+++ MATERIALS PROVIDED

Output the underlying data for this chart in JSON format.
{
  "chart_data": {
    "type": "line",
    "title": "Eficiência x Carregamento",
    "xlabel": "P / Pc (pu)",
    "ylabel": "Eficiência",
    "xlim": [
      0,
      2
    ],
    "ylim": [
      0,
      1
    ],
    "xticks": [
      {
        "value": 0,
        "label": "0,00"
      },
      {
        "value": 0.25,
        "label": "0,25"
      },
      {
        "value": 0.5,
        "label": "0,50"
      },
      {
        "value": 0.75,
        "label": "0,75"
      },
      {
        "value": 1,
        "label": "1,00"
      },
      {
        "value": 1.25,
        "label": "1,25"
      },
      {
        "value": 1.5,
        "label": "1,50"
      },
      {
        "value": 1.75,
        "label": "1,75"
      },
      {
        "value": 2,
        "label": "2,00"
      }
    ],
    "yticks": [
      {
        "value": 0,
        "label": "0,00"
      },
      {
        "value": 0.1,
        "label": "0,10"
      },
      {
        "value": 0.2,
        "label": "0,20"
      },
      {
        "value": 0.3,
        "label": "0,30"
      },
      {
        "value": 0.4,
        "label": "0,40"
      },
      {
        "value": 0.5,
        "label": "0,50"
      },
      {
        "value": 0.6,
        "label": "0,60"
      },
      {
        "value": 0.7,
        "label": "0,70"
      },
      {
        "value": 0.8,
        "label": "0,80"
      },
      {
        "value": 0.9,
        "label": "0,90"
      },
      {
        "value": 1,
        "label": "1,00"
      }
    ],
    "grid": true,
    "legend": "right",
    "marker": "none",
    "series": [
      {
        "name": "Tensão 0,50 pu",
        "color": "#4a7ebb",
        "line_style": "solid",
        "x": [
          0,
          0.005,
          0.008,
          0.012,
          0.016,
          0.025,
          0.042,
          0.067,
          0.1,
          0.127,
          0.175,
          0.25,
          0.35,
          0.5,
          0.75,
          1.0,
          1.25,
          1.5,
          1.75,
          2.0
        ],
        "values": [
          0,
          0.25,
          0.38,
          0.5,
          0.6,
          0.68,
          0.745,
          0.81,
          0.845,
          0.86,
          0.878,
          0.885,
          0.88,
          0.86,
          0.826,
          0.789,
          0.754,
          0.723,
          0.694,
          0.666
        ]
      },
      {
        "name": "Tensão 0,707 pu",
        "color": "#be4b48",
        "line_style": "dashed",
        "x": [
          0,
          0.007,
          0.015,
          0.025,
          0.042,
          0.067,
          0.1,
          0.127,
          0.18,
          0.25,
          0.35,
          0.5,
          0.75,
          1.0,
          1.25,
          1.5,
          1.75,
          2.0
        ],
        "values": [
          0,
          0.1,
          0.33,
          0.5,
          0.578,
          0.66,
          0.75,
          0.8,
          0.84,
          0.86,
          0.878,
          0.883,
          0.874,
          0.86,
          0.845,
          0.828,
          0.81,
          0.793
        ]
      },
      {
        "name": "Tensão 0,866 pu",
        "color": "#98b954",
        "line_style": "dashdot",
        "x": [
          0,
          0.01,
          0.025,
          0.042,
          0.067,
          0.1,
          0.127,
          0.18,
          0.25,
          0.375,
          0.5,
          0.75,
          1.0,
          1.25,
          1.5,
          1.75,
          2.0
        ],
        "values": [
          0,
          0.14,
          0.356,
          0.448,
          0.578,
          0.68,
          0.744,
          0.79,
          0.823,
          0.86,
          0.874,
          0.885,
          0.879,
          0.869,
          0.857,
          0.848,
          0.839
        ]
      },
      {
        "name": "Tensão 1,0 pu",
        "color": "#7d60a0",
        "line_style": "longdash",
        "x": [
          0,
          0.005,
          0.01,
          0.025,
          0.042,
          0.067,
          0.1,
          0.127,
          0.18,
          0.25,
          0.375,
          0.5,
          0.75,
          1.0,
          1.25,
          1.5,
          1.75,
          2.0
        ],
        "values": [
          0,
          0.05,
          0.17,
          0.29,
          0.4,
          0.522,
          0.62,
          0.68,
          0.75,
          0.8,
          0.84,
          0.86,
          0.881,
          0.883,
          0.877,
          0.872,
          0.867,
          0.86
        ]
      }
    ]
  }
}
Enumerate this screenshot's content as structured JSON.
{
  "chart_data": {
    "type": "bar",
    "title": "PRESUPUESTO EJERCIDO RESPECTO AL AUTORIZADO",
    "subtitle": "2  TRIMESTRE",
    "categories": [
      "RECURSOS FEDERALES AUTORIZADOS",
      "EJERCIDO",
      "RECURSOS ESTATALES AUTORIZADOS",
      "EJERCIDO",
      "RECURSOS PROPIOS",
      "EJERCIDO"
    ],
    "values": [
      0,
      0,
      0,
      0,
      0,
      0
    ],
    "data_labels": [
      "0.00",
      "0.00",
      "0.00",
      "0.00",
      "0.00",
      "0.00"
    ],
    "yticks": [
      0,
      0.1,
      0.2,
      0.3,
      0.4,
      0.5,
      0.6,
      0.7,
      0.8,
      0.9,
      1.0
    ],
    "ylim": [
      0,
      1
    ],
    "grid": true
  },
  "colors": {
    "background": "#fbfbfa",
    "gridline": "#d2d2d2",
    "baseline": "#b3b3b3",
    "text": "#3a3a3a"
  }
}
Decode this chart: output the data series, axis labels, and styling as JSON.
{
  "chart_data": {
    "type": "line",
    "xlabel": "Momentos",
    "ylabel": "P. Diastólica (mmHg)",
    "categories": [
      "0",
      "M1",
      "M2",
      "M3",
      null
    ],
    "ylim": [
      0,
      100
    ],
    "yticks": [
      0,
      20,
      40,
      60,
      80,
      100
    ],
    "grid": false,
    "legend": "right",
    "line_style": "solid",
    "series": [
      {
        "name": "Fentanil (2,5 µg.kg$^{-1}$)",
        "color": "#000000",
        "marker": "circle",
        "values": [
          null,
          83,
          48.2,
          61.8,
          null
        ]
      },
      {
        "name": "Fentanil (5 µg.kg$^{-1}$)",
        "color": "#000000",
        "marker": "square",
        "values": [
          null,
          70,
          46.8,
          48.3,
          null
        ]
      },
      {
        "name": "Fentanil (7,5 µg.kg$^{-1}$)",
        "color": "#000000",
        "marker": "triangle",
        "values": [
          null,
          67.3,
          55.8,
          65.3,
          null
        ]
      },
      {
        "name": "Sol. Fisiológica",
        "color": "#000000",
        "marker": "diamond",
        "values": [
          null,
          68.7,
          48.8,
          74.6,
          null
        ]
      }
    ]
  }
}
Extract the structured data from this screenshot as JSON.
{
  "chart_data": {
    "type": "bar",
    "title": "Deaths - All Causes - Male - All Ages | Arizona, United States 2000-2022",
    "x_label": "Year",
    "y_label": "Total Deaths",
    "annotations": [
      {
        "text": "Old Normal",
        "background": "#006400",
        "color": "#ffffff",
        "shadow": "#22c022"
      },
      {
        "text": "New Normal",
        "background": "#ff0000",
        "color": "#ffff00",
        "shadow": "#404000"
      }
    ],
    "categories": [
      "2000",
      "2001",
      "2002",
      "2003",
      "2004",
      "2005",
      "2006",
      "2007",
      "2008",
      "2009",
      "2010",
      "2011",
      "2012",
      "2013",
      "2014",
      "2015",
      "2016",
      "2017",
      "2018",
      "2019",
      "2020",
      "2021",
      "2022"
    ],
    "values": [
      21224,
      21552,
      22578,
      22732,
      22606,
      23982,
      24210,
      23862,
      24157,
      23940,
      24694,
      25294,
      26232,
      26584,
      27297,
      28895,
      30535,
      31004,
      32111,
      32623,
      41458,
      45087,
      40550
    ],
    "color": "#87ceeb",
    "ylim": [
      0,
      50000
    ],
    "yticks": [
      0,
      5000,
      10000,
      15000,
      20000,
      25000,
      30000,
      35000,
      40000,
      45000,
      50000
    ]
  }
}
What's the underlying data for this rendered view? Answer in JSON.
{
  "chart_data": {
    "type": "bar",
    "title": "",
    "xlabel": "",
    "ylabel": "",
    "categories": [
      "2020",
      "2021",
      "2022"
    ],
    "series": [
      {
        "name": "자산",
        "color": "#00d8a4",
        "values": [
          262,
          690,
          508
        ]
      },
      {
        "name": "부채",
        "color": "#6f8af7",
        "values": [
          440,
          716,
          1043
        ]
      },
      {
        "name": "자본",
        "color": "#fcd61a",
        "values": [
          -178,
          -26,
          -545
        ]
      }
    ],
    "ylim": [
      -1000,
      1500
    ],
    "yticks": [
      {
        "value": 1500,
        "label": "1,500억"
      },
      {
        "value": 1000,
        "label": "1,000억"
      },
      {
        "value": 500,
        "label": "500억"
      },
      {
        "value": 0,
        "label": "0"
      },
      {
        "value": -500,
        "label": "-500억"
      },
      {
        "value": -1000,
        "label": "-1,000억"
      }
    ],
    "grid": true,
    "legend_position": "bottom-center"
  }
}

++++++

## EXERCISE DETAILS
Identify each line holding the string "screenshot", and copy it out.

## EXERCISE ANSWER
Enumerate this screenshot's content as structured JSON.
Extract the structured data from this screenshot as JSON.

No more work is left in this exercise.